- _SHORT EXERCISE_:
Tally the lines that hold the word "feedback" and reply with that figure only.

- _LISTED ENTRIES_:
==============================

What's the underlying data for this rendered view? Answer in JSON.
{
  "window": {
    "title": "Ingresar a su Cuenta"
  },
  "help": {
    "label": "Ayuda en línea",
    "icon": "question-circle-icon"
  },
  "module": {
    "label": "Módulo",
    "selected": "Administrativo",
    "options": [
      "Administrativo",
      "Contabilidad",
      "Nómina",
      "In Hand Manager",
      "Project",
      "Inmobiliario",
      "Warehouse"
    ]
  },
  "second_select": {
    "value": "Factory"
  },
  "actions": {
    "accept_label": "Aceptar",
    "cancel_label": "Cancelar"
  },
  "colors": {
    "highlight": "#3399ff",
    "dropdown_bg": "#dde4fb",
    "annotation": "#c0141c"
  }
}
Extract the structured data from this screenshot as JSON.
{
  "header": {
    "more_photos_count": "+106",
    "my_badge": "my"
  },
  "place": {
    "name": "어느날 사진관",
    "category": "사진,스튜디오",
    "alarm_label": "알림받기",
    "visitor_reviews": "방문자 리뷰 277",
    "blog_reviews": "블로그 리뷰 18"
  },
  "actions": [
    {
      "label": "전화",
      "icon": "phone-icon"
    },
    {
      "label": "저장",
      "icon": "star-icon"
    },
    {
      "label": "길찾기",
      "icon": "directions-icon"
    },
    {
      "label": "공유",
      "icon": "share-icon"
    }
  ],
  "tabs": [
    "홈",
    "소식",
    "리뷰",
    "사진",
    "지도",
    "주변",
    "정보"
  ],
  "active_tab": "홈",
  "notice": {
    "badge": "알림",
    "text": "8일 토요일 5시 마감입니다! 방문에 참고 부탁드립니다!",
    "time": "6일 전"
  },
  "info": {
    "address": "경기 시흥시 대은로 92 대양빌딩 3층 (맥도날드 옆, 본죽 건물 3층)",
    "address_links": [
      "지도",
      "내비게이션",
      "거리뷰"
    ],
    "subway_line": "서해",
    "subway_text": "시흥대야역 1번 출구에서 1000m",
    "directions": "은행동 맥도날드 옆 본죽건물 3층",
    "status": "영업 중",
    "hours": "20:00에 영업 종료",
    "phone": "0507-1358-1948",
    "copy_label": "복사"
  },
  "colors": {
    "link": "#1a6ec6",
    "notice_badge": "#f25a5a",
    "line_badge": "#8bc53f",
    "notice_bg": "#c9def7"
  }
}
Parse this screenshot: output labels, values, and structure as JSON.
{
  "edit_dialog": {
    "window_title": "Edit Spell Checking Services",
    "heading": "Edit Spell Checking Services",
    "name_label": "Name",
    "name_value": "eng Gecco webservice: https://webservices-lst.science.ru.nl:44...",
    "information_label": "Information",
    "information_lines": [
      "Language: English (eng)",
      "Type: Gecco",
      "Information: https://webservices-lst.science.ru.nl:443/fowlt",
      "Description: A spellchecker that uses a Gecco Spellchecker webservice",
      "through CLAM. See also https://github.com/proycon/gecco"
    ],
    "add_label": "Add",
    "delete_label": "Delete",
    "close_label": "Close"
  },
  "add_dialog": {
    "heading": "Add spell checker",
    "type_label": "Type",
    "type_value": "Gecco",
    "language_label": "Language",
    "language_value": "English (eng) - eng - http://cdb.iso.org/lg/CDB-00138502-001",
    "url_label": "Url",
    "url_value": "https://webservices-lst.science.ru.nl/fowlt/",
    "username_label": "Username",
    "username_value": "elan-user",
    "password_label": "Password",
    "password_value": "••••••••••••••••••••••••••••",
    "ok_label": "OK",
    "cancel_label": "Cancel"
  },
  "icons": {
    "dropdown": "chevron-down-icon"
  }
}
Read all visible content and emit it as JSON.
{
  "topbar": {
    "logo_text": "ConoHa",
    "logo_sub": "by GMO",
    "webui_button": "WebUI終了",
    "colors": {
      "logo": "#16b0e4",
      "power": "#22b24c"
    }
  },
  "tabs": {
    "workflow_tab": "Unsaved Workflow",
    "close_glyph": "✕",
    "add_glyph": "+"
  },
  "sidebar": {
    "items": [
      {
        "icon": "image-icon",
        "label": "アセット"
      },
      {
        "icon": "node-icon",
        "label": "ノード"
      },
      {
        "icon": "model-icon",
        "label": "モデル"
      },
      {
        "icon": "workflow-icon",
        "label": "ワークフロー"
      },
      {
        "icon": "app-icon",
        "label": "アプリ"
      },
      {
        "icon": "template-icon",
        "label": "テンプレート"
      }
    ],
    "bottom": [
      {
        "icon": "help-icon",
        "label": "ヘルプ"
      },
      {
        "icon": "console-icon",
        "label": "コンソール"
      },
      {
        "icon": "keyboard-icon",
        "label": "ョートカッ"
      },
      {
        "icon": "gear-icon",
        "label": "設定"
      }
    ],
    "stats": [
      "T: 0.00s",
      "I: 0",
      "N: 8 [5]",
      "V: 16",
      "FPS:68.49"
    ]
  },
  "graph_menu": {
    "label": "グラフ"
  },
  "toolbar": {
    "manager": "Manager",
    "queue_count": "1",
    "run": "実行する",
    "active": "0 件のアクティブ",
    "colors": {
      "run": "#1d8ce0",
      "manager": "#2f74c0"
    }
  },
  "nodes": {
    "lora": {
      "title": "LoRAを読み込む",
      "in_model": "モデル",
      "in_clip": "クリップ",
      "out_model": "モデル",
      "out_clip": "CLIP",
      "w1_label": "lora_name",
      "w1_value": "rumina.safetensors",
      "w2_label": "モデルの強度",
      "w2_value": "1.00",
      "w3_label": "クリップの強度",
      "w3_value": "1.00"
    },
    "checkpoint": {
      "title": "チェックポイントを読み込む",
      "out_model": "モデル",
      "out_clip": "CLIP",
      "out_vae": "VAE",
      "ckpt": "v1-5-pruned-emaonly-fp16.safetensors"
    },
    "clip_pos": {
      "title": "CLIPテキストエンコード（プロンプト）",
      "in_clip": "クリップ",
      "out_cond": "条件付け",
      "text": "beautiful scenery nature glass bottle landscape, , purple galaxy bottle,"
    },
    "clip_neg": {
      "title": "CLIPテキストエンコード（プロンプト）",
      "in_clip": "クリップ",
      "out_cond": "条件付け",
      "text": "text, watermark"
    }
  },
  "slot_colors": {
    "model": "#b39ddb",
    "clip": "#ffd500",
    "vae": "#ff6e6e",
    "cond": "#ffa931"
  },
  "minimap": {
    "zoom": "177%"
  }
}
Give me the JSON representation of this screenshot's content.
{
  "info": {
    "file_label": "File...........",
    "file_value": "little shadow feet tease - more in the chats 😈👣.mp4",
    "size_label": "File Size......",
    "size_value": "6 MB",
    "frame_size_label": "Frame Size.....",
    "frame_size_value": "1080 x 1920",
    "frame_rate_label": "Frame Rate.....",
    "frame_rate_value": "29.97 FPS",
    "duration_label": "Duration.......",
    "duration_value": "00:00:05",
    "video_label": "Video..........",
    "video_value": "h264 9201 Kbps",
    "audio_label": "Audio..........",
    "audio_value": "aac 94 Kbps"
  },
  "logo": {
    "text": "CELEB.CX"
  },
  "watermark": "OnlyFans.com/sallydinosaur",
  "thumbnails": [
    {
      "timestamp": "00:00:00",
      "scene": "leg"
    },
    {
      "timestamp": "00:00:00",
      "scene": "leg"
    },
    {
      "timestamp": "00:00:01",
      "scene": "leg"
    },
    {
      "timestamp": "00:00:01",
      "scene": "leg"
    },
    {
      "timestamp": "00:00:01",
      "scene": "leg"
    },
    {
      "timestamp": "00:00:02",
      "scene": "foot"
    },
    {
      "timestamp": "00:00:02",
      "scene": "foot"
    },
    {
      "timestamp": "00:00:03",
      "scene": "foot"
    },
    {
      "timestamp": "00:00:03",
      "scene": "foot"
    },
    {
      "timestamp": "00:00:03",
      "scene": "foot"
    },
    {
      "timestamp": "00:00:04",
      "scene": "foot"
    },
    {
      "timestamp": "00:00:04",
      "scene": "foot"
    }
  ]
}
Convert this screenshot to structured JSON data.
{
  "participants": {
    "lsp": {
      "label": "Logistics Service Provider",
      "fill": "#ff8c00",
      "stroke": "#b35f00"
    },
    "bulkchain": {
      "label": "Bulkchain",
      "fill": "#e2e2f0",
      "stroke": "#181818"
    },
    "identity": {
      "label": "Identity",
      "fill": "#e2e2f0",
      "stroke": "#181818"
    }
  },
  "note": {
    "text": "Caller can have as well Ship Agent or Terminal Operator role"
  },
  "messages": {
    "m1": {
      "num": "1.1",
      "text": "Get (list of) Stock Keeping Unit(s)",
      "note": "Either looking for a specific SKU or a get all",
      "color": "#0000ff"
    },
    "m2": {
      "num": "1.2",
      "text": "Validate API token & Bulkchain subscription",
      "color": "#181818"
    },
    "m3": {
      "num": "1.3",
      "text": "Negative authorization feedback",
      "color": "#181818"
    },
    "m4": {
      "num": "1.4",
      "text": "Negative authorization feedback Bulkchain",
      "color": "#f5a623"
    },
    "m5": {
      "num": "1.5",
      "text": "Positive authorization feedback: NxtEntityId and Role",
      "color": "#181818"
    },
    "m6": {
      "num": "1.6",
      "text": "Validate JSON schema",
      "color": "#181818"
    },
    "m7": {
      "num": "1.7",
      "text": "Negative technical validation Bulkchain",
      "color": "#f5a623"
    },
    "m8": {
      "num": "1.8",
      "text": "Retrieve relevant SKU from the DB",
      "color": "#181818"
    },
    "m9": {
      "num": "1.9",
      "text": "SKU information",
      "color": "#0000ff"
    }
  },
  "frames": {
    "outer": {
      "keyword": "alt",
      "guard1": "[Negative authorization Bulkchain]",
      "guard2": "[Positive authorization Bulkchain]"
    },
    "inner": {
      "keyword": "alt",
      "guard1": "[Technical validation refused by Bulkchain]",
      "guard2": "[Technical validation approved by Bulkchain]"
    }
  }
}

==============================

- _SOLVED EXERCISE_:
3